◆ RECORDS TO USE:
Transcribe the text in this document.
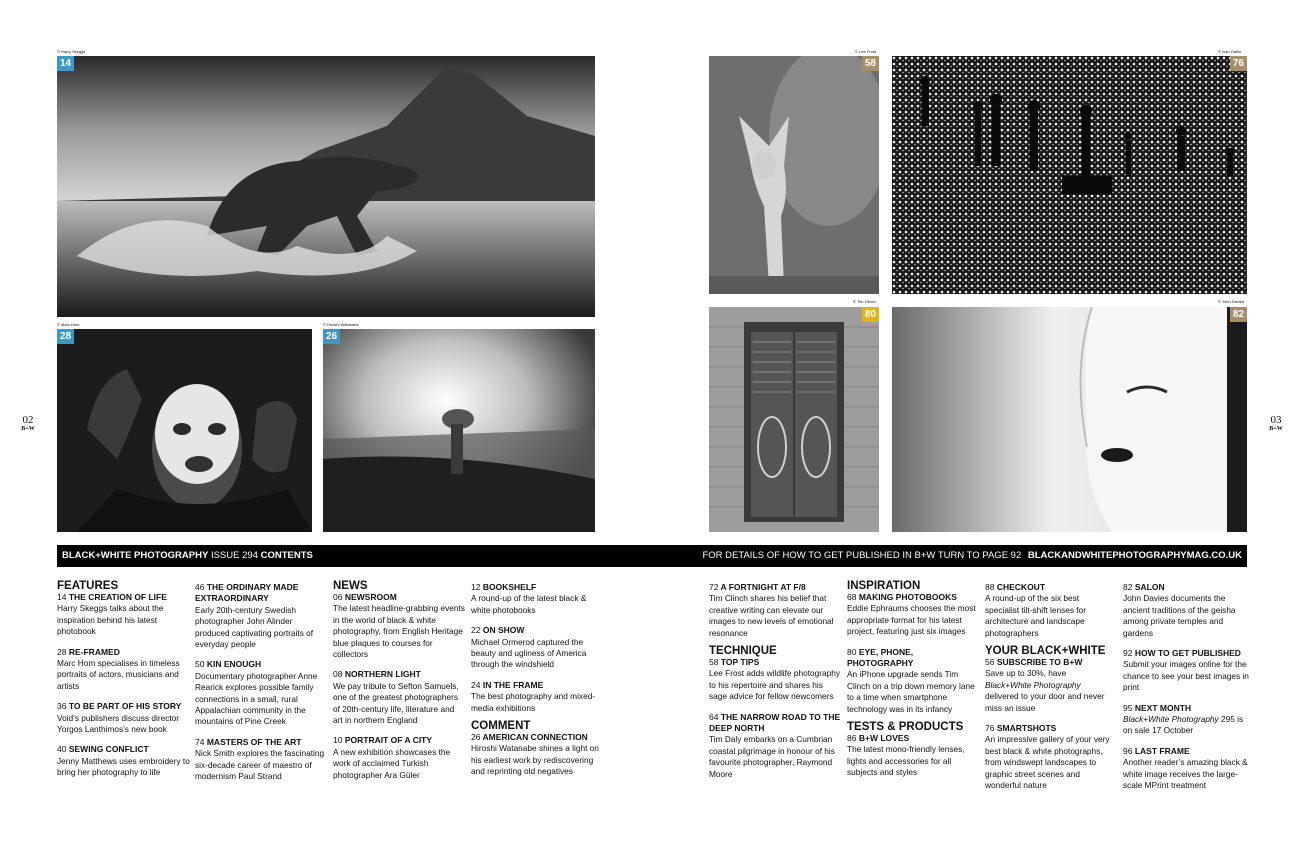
02
B+W
03
B+W
© Harry Skeggs
© Marc Hom	© Hiroshi Watanabe
© Lee Frost	© Ivan Gable
© Tim Clinch	© John Davies
14
28	26
58	76
80	82
BLACK+WHITE PHOTOGRAPHY ISSUE 294 CONTENTS	FOR DETAILS OF HOW TO GET PUBLISHED IN B+W TURN TO PAGE 92 BLACKANDWHITEPHOTOGRAPHYMAG.CO.UK
FEATURES
14 THE CREATION OF LIFE
Harry Skeggs talks about the inspiration behind his latest photobook
28 RE-FRAMED
Marc Hom specialises in timeless portraits of actors, musicians and artists
36 TO BE PART OF HIS STORY
Void’s publishers discuss director Yorgos Lanthimos’s new book
40 SEWING CONFLICT
Jenny Matthews uses embroidery to bring her photography to life
46 THE ORDINARY MADE EXTRAORDINARY
Early 20th-century Swedish photographer John Alinder produced captivating portraits of everyday people
50 KIN ENOUGH
Documentary photographer Anne Rearick explores possible family connections in a small, rural Appalachian community in the mountains of Pine Creek
74 MASTERS OF THE ART
Nick Smith explores the fascinating six-decade career of maestro of modernism Paul Strand
NEWS
06 NEWSROOM
The latest headline-grabbing events in the world of black & white photography, from English Heritage blue plaques to courses for collectors
08 NORTHERN LIGHT
We pay tribute to Sefton Samuels, one of the greatest photographers of 20th-century life, literature and art in northern England
10 PORTRAIT OF A CITY
A new exhibition showcases the work of acclaimed Turkish photographer Ara Güler
12 BOOKSHELF
A round-up of the latest black & white photobooks
22 ON SHOW
Michael Ormerod captured the beauty and ugliness of America through the windshield
24 IN THE FRAME
The best photography and mixed-media exhibitions
COMMENT
26 AMERICAN CONNECTION
Hiroshi Watanabe shines a light on his earliest work by rediscovering and reprinting old negatives
72 A FORTNIGHT AT F/8
Tim Clinch shares his belief that creative writing can elevate our images to new levels of emotional resonance
TECHNIQUE
58 TOP TIPS
Lee Frost adds wildlife photography to his repertoire and shares his sage advice for fellow newcomers
64 THE NARROW ROAD TO THE DEEP NORTH
Tim Daly embarks on a Cumbrian coastal pilgrimage in honour of his favourite photographer, Raymond Moore
INSPIRATION
68 MAKING PHOTOBOOKS
Eddie Ephraums chooses the most appropriate format for his latest project, featuring just six images
80 EYE, PHONE, PHOTOGRAPHY
An iPhone upgrade sends Tim Clinch on a trip down memory lane to a time when smartphone technology was in its infancy
TESTS & PRODUCTS
86 B+W LOVES
The latest mono-friendly lenses, lights and accessories for all subjects and styles
88 CHECKOUT
A round-up of the six best specialist tilt-shift lenses for architecture and landscape photographers
YOUR BLACK+WHITE
56 SUBSCRIBE TO B+W
Save up to 30%, have
Black+White Photography
delivered to your door and never miss an issue
76 SMARTSHOTS
An impressive gallery of your very best black & white photographs, from windswept landscapes to graphic street scenes and wonderful nature
82 SALON
John Davies documents the ancient traditions of the geisha among private temples and gardens
92 HOW TO GET PUBLISHED
Submit your images online for the chance to see your best images in print
95 NEXT MONTH
Black+White Photography 295 is on sale 17 October
96 LAST FRAME
Another reader’s amazing black & white image receives the large-scale MPrint treatment
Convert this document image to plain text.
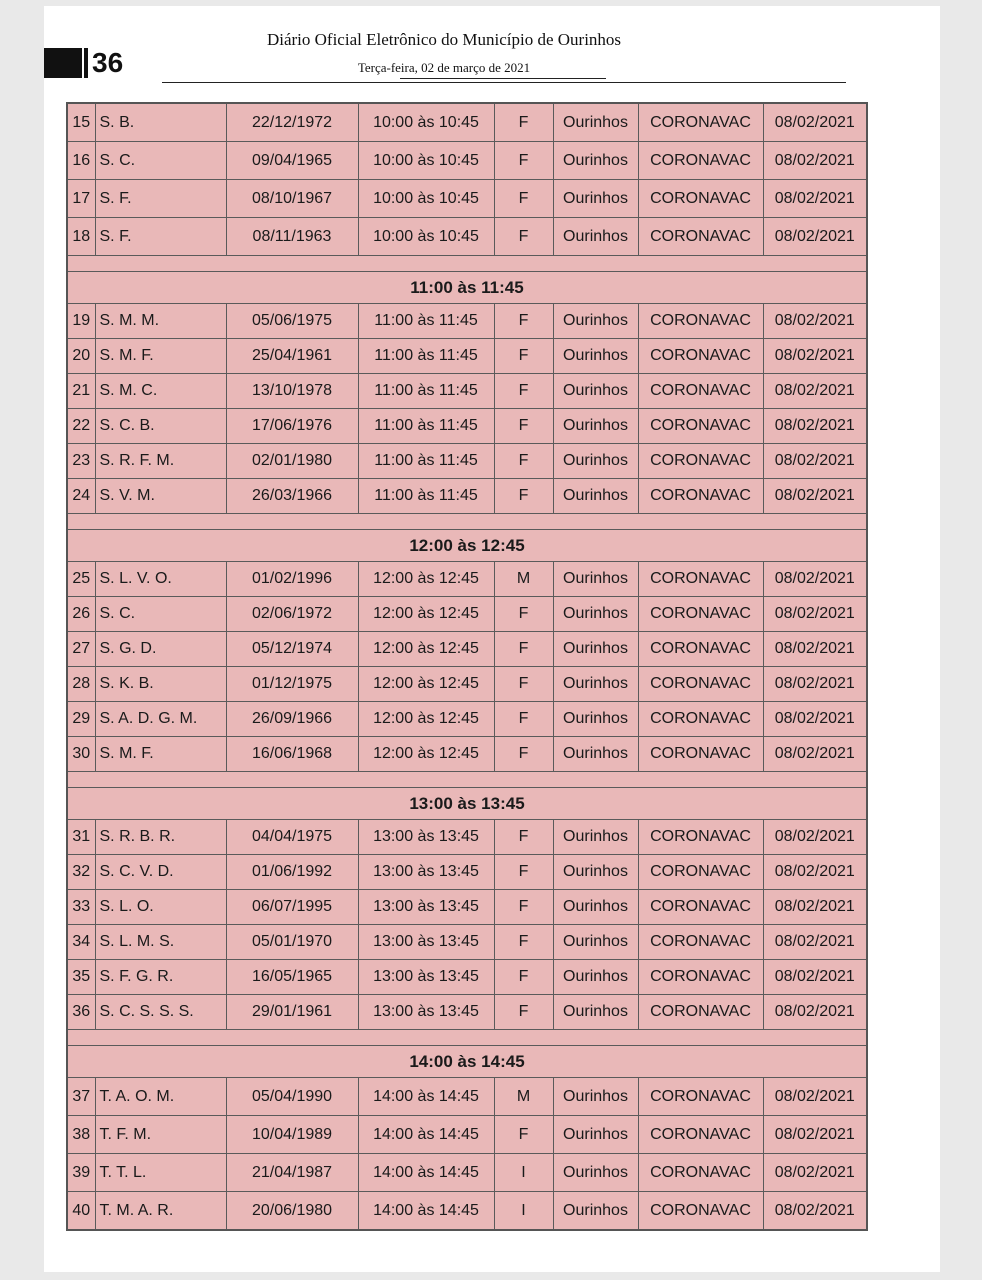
36
Diário Oficial Eletrônico do Município de Ourinhos
Terça-feira, 02 de março de 2021
15	S. B.	22/12/1972	10:00 às 10:45	F	Ourinhos	CORONAVAC	08/02/2021
16	S. C.	09/04/1965	10:00 às 10:45	F	Ourinhos	CORONAVAC	08/02/2021
17	S. F.	08/10/1967	10:00 às 10:45	F	Ourinhos	CORONAVAC	08/02/2021
18	S. F.	08/11/1963	10:00 às 10:45	F	Ourinhos	CORONAVAC	08/02/2021

11:00 às 11:45							
19	S. M. M.	05/06/1975	11:00 às 11:45	F	Ourinhos	CORONAVAC	08/02/2021
20	S. M. F.	25/04/1961	11:00 às 11:45	F	Ourinhos	CORONAVAC	08/02/2021
21	S. M. C.	13/10/1978	11:00 às 11:45	F	Ourinhos	CORONAVAC	08/02/2021
22	S. C. B.	17/06/1976	11:00 às 11:45	F	Ourinhos	CORONAVAC	08/02/2021
23	S. R. F. M.	02/01/1980	11:00 às 11:45	F	Ourinhos	CORONAVAC	08/02/2021
24	S. V. M.	26/03/1966	11:00 às 11:45	F	Ourinhos	CORONAVAC	08/02/2021

12:00 às 12:45							
25	S. L. V. O.	01/02/1996	12:00 às 12:45	M	Ourinhos	CORONAVAC	08/02/2021
26	S. C.	02/06/1972	12:00 às 12:45	F	Ourinhos	CORONAVAC	08/02/2021
27	S. G. D.	05/12/1974	12:00 às 12:45	F	Ourinhos	CORONAVAC	08/02/2021
28	S. K. B.	01/12/1975	12:00 às 12:45	F	Ourinhos	CORONAVAC	08/02/2021
29	S. A. D. G. M.	26/09/1966	12:00 às 12:45	F	Ourinhos	CORONAVAC	08/02/2021
30	S. M. F.	16/06/1968	12:00 às 12:45	F	Ourinhos	CORONAVAC	08/02/2021

13:00 às 13:45							
31	S. R. B. R.	04/04/1975	13:00 às 13:45	F	Ourinhos	CORONAVAC	08/02/2021
32	S. C. V. D.	01/06/1992	13:00 às 13:45	F	Ourinhos	CORONAVAC	08/02/2021
33	S. L. O.	06/07/1995	13:00 às 13:45	F	Ourinhos	CORONAVAC	08/02/2021
34	S. L. M. S.	05/01/1970	13:00 às 13:45	F	Ourinhos	CORONAVAC	08/02/2021
35	S. F. G. R.	16/05/1965	13:00 às 13:45	F	Ourinhos	CORONAVAC	08/02/2021
36	S. C. S. S. S.	29/01/1961	13:00 às 13:45	F	Ourinhos	CORONAVAC	08/02/2021

14:00 às 14:45							
37	T. A. O. M.	05/04/1990	14:00 às 14:45	M	Ourinhos	CORONAVAC	08/02/2021
38	T. F. M.	10/04/1989	14:00 às 14:45	F	Ourinhos	CORONAVAC	08/02/2021
39	T. T. L.	21/04/1987	14:00 às 14:45	I	Ourinhos	CORONAVAC	08/02/2021
40	T. M. A. R.	20/06/1980	14:00 às 14:45	I	Ourinhos	CORONAVAC	08/02/2021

◆ AIM: Pull every line containing "work" out of the records.

◆ WRITTEN SOLUTION:
A new exhibition showcases the work of acclaimed Turkish photographer Ara Güler
Hiroshi Watanabe shines a light on his earliest work by rediscovering and reprinting old negatives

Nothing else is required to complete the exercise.